— The input —
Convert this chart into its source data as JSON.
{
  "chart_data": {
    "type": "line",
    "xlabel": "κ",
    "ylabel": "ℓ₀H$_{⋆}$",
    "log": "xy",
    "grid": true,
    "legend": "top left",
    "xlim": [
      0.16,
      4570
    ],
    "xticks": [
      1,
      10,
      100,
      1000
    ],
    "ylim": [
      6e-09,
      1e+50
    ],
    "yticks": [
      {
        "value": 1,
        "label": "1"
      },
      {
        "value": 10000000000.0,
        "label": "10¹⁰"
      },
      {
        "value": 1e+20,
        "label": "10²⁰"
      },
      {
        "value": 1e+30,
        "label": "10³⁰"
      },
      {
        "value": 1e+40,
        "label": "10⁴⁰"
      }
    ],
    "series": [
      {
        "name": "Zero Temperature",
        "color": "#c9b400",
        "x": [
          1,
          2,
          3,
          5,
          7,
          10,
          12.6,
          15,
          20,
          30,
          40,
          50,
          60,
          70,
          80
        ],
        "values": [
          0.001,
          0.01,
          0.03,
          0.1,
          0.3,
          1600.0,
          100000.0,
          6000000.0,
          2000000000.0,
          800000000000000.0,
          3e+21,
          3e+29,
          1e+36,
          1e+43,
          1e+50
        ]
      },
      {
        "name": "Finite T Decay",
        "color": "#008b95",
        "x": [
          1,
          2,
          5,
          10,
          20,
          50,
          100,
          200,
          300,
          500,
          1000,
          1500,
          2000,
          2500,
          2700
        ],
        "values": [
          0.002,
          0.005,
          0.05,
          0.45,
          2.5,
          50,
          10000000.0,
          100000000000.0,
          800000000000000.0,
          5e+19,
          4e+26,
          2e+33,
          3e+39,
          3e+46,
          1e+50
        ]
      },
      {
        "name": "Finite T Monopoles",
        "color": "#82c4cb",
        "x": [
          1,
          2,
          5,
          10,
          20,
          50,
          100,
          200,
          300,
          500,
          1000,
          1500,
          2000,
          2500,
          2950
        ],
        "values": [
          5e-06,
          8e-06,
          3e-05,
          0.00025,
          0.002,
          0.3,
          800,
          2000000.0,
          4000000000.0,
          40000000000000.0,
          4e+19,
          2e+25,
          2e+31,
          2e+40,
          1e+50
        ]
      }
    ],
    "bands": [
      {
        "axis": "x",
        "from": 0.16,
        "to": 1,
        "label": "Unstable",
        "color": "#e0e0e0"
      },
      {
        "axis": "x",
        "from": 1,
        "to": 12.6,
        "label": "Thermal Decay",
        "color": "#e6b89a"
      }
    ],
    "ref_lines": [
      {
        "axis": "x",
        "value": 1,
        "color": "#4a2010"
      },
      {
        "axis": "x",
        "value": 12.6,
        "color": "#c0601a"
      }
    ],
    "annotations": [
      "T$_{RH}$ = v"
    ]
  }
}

— Written request —
Return every record above exactly as it appears.

— Answer for the task —
Convert this chart into its source data as JSON.
{
  "chart_data": {
    "type": "line",
    "xlabel": "κ",
    "ylabel": "ℓ₀H$_{⋆}$",
    "log": "xy",
    "grid": true,
    "legend": "top left",
    "xlim": [
      0.16,
      4570
    ],
    "xticks": [
      1,
      10,
      100,
      1000
    ],
    "ylim": [
      6e-09,
      1e+50
    ],
    "yticks": [
      {
        "value": 1,
        "label": "1"
      },
      {
        "value": 10000000000.0,
        "label": "10¹⁰"
      },
      {
        "value": 1e+20,
        "label": "10²⁰"
      },
      {
        "value": 1e+30,
        "label": "10³⁰"
      },
      {
        "value": 1e+40,
        "label": "10⁴⁰"
      }
    ],
    "series": [
      {
        "name": "Zero Temperature",
        "color": "#c9b400",
        "x": [
          1,
          2,
          3,
          5,
          7,
          10,
          12.6,
          15,
          20,
          30,
          40,
          50,
          60,
          70,
          80
        ],
        "values": [
          0.001,
          0.01,
          0.03,
          0.1,
          0.3,
          1600.0,
          100000.0,
          6000000.0,
          2000000000.0,
          800000000000000.0,
          3e+21,
          3e+29,
          1e+36,
          1e+43,
          1e+50
        ]
      },
      {
        "name": "Finite T Decay",
        "color": "#008b95",
        "x": [
          1,
          2,
          5,
          10,
          20,
          50,
          100,
          200,
          300,
          500,
          1000,
          1500,
          2000,
          2500,
          2700
        ],
        "values": [
          0.002,
          0.005,
          0.05,
          0.45,
          2.5,
          50,
          10000000.0,
          100000000000.0,
          800000000000000.0,
          5e+19,
          4e+26,
          2e+33,
          3e+39,
          3e+46,
          1e+50
        ]
      },
      {
        "name": "Finite T Monopoles",
        "color": "#82c4cb",
        "x": [
          1,
          2,
          5,
          10,
          20,
          50,
          100,
          200,
          300,
          500,
          1000,
          1500,
          2000,
          2500,
          2950
        ],
        "values": [
          5e-06,
          8e-06,
          3e-05,
          0.00025,
          0.002,
          0.3,
          800,
          2000000.0,
          4000000000.0,
          40000000000000.0,
          4e+19,
          2e+25,
          2e+31,
          2e+40,
          1e+50
        ]
      }
    ],
    "bands": [
      {
        "axis": "x",
        "from": 0.16,
        "to": 1,
        "label": "Unstable",
        "color": "#e0e0e0"
      },
      {
        "axis": "x",
        "from": 1,
        "to": 12.6,
        "label": "Thermal Decay",
        "color": "#e6b89a"
      }
    ],
    "ref_lines": [
      {
        "axis": "x",
        "value": 1,
        "color": "#4a2010"
      },
      {
        "axis": "x",
        "value": 12.6,
        "color": "#c0601a"
      }
    ],
    "annotations": [
      "T$_{RH}$ = v"
    ]
  }
}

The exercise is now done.